To Duck It Or Not To Duck It

A week before Christmas last year, my wife, my 2-month-old daughter, and I found ourselves in a hospital room in Murray, Kentucky. My daughter had been hospitalized with pneumonia, and, needless to say, our circumstances had cast a pallor over the holiday season. Since there’s not much else to do in a hospital room, we watched quite a bit of television. With options running thin one night, we decided to see what all the fuss was about this Duck Dynasty show.

I know part of this could be attributed to feeling the need to laugh at anything just to take our minds off the situation, but my wifeZummo2 and I nearly had tears rolling down our cheeks by the end of the episode. I can’t remember all the particulars, but a major component of that night’s show had to do with family patriarch Phil Robertson buying an ice cream truck to sell his wife’s boudain out of. (By the way, I’m still not real sure what boudain is. I’ve seen it at Walmart, though, and it’s sort of scary looking.) I remember posting to Facebook that the show might be “the greatest thing ever on television.”
——————
> **To do**
(a) In the Duck Dynasty essay, where was the family when they watched the show?
(b) Decide whether each statement agrees with the Duck Dynasty essay, answering yes or no and quoting the words that settle it: (i) The daughter was in the hospital with pneumonia. (ii) The episode showed Phil Robertson buying a truck to sell barbecue. (iii) The writer knows for certain what boudain is.
(c) Write out the Duck Dynasty essay word for word, everything from "To Duck It Or" down to "this Duck Dynasty show.".
The records have no connection to the Duck Dynasty essay.

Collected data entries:
——————
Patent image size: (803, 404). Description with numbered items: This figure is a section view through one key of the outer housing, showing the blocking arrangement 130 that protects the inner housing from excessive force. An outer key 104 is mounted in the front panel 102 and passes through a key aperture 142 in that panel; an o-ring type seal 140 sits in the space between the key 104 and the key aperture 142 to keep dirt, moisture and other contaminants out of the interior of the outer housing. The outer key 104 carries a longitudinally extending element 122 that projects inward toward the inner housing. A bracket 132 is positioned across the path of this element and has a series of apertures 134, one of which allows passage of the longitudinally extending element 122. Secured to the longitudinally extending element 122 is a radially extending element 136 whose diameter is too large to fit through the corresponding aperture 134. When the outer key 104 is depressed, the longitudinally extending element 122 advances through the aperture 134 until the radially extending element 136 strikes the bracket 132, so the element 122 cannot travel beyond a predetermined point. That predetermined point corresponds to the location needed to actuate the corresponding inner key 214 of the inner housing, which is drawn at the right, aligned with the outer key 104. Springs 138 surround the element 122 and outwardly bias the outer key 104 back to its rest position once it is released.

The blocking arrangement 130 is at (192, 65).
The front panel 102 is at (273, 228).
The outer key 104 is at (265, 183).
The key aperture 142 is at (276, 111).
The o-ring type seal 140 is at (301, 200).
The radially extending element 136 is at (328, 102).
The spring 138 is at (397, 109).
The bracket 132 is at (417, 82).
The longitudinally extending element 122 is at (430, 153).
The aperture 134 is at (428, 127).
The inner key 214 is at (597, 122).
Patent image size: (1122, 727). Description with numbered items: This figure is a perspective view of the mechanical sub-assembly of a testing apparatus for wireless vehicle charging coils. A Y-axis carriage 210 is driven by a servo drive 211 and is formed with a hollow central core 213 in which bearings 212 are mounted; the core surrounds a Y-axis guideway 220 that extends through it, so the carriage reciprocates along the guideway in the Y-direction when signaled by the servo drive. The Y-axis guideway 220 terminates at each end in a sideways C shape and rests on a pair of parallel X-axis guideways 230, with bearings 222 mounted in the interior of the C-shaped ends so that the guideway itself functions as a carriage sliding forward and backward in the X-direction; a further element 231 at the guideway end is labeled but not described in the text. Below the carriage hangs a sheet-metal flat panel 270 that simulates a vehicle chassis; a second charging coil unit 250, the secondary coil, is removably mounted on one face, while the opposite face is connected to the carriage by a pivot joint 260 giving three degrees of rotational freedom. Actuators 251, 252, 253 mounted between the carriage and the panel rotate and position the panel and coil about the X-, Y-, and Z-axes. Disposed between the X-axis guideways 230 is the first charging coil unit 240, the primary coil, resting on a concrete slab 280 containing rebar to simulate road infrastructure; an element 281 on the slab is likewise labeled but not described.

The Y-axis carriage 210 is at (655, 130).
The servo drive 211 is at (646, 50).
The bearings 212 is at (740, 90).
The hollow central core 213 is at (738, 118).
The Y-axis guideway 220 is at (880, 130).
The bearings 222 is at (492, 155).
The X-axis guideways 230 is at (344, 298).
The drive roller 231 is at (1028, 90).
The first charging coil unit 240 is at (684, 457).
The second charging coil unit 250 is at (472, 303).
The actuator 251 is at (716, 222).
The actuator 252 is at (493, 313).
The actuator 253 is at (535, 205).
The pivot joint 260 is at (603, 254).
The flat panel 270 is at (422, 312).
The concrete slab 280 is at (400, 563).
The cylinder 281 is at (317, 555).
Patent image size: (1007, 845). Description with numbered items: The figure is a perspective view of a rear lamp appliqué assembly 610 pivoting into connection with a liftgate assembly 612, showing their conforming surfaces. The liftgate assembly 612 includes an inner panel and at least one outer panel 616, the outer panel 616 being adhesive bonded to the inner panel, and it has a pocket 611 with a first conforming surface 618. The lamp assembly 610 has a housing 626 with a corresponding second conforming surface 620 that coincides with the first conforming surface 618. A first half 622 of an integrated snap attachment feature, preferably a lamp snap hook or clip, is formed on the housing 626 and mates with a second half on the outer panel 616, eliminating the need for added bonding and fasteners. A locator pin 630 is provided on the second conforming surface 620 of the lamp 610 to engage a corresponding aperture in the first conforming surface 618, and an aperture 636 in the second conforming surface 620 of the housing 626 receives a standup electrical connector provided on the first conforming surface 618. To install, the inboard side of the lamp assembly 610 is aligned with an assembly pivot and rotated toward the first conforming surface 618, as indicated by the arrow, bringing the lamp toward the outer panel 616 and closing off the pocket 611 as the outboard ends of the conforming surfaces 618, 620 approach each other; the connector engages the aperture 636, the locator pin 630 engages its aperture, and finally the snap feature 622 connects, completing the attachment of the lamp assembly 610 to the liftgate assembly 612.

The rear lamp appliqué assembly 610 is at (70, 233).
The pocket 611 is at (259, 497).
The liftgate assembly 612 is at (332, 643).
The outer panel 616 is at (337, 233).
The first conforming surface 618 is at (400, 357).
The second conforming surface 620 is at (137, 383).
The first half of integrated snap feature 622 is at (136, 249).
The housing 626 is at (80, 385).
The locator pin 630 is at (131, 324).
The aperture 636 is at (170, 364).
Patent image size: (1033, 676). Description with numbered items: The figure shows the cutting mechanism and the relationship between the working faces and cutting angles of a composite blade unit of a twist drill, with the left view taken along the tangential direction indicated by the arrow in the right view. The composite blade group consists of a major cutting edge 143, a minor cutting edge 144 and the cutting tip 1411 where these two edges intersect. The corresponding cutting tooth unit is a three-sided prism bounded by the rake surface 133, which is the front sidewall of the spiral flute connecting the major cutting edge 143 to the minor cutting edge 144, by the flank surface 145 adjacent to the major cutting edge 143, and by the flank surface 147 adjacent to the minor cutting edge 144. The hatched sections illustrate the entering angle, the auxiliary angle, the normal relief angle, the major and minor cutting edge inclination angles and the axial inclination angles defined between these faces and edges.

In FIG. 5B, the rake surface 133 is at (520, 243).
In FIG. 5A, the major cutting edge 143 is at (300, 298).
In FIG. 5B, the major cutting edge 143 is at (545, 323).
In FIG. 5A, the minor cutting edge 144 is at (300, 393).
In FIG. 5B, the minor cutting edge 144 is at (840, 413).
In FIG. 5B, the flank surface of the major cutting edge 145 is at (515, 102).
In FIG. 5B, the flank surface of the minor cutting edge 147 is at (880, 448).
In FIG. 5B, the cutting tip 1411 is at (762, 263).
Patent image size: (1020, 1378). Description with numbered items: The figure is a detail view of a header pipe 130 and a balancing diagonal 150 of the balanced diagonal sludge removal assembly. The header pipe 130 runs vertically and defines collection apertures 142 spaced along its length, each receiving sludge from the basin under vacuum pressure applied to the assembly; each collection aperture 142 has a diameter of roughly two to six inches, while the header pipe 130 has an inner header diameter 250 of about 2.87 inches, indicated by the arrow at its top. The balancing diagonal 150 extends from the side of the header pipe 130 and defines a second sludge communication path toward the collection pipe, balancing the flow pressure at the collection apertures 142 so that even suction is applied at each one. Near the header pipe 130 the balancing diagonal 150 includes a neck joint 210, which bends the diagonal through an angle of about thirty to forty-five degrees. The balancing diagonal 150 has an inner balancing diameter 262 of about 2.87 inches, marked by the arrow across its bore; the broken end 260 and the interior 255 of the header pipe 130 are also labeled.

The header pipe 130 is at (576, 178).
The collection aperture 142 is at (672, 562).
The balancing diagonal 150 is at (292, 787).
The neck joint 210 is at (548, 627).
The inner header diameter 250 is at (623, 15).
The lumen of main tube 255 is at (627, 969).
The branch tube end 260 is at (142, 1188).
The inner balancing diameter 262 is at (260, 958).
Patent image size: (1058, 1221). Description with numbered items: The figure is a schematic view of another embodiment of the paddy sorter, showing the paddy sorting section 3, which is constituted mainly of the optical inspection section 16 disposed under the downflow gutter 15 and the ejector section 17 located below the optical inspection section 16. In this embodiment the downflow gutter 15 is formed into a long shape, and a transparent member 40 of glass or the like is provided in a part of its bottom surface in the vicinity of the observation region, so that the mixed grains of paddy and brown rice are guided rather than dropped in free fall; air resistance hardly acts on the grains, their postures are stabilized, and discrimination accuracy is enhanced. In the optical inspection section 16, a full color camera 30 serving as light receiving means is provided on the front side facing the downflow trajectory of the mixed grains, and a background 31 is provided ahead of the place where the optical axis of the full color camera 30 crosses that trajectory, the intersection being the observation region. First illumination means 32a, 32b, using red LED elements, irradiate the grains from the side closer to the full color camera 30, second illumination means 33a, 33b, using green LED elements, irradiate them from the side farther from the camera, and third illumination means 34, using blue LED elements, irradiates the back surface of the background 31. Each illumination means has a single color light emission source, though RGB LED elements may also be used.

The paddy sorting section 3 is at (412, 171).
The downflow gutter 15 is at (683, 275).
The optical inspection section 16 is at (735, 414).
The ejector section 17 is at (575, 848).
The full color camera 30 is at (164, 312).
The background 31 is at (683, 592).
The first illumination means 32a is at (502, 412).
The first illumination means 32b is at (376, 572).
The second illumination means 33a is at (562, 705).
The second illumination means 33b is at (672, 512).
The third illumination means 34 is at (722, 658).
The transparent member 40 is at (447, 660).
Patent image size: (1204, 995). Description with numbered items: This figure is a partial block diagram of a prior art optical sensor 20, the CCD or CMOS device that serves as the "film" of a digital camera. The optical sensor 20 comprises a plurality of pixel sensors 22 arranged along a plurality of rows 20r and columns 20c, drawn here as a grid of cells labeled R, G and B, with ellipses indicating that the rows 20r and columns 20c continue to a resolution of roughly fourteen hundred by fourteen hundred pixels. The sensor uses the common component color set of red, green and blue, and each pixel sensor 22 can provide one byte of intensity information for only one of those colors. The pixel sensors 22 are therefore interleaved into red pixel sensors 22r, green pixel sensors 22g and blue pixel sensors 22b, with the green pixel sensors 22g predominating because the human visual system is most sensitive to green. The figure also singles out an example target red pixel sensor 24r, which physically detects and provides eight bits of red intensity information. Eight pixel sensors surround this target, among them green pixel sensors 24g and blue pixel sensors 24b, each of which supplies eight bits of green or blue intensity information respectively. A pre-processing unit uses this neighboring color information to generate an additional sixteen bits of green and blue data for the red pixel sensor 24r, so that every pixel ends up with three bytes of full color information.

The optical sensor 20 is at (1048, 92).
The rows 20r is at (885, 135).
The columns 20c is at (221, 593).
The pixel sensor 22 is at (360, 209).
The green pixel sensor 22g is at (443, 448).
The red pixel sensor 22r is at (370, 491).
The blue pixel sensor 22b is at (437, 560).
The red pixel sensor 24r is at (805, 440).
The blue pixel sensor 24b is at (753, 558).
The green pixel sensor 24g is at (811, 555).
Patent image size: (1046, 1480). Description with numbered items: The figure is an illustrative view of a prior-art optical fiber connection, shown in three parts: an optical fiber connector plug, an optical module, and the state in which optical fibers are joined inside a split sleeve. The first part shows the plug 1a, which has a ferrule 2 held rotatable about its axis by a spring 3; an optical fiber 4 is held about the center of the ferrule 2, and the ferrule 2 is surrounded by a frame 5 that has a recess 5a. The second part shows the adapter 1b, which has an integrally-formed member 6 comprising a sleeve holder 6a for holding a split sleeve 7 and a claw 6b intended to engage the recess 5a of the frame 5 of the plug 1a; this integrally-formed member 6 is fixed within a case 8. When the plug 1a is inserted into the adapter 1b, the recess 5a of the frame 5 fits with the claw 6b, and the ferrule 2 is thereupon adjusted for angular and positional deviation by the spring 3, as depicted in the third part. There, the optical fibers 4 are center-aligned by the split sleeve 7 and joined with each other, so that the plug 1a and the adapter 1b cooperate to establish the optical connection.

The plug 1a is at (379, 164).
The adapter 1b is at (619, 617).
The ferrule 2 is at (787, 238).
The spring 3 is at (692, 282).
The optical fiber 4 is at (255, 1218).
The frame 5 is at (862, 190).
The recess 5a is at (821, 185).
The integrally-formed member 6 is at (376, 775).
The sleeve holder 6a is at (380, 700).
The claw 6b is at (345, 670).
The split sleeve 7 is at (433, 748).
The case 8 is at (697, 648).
——————
> **Set of answers**
(a) In a hospital room in Murray, Kentucky.

(b)
(i) Yes: "My daughter had been hospitalized with pneumonia"
(ii) No: "Phil Robertson buying an ice cream truck to sell his wife’s boudain out of"
(iii) No: "I’m still not real sure what boudain is."

(c)
To Duck It Or Not To Duck It

A week before Christmas last year, my wife, my 2-month-old daughter, and I found ourselves in a hospital room in Murray, Kentucky. My daughter had been hospitalized with pneumonia, and, needless to say, our circumstances had cast a pallor over the holiday season. Since there’s not much else to do in a hospital room, we watched quite a bit of television. With options running thin one night, we decided to see what all the fuss was about this Duck Dynasty show.